[What you have to do] Return every line of the records below verbatim, with no pictures in the copy.
═══ The input ═══
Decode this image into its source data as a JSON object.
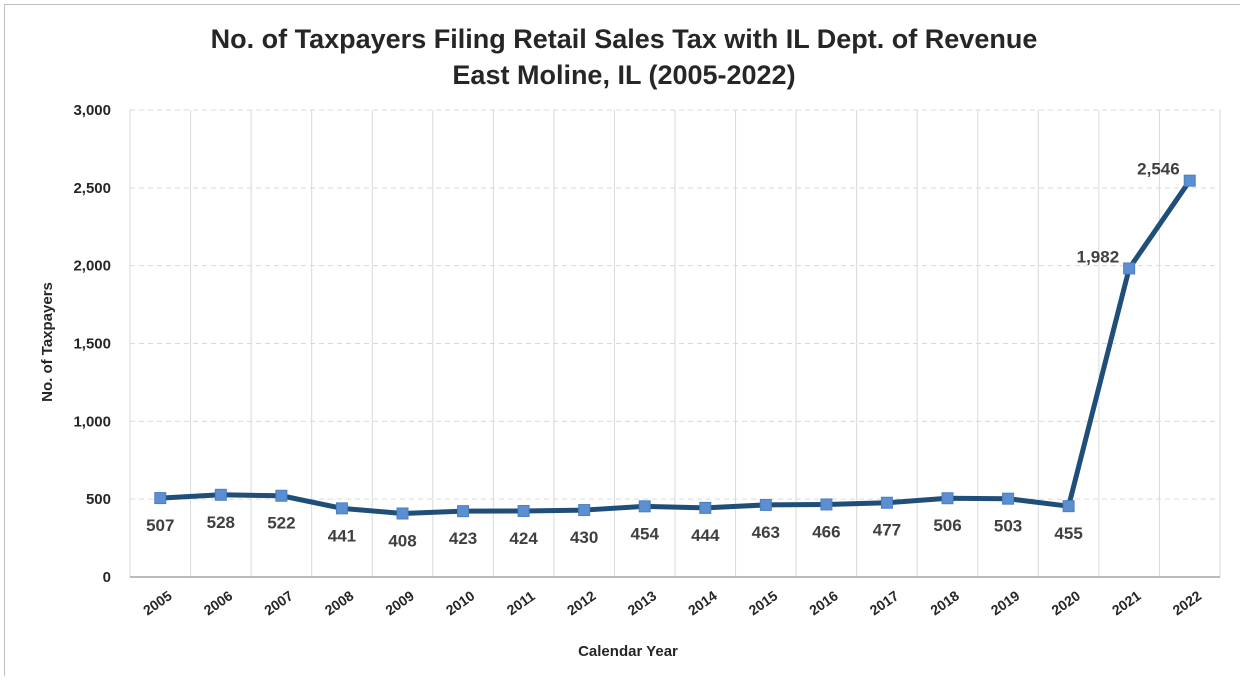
{
  "chart_data": {
    "type": "line",
    "title": "No. of Taxpayers Filing Retail Sales Tax with IL Dept. of Revenue",
    "subtitle": "East Moline, IL (2005-2022)",
    "xlabel": "Calendar Year",
    "ylabel": "No. of Taxpayers",
    "categories": [
      "2005",
      "2006",
      "2007",
      "2008",
      "2009",
      "2010",
      "2011",
      "2012",
      "2013",
      "2014",
      "2015",
      "2016",
      "2017",
      "2018",
      "2019",
      "2020",
      "2021",
      "2022"
    ],
    "series": [
      {
        "values": [
          507,
          528,
          522,
          441,
          408,
          423,
          424,
          430,
          454,
          444,
          463,
          466,
          477,
          506,
          503,
          455,
          1982,
          2546
        ]
      }
    ],
    "data_labels": [
      "507",
      "528",
      "522",
      "441",
      "408",
      "423",
      "424",
      "430",
      "454",
      "444",
      "463",
      "466",
      "477",
      "506",
      "503",
      "455",
      "1,982",
      "2,546"
    ],
    "yticks": [
      "0",
      "500",
      "1,000",
      "1,500",
      "2,000",
      "2,500",
      "3,000"
    ],
    "ylim": [
      0,
      3000
    ],
    "grid": true,
    "colors": {
      "line": "#1f4e79",
      "marker": "#5b8fd1",
      "grid": "#d9d9d9"
    }
  }
}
═══
[Written answer]
Decode this image into its source data as a JSON object.
{
  "chart_data": {
    "type": "line",
    "title": "No. of Taxpayers Filing Retail Sales Tax with IL Dept. of Revenue",
    "subtitle": "East Moline, IL (2005-2022)",
    "xlabel": "Calendar Year",
    "ylabel": "No. of Taxpayers",
    "categories": [
      "2005",
      "2006",
      "2007",
      "2008",
      "2009",
      "2010",
      "2011",
      "2012",
      "2013",
      "2014",
      "2015",
      "2016",
      "2017",
      "2018",
      "2019",
      "2020",
      "2021",
      "2022"
    ],
    "series": [
      {
        "values": [
          507,
          528,
          522,
          441,
          408,
          423,
          424,
          430,
          454,
          444,
          463,
          466,
          477,
          506,
          503,
          455,
          1982,
          2546
        ]
      }
    ],
    "data_labels": [
      "507",
      "528",
      "522",
      "441",
      "408",
      "423",
      "424",
      "430",
      "454",
      "444",
      "463",
      "466",
      "477",
      "506",
      "503",
      "455",
      "1,982",
      "2,546"
    ],
    "yticks": [
      "0",
      "500",
      "1,000",
      "1,500",
      "2,000",
      "2,500",
      "3,000"
    ],
    "ylim": [
      0,
      3000
    ],
    "grid": true,
    "colors": {
      "line": "#1f4e79",
      "marker": "#5b8fd1",
      "grid": "#d9d9d9"
    }
  }
}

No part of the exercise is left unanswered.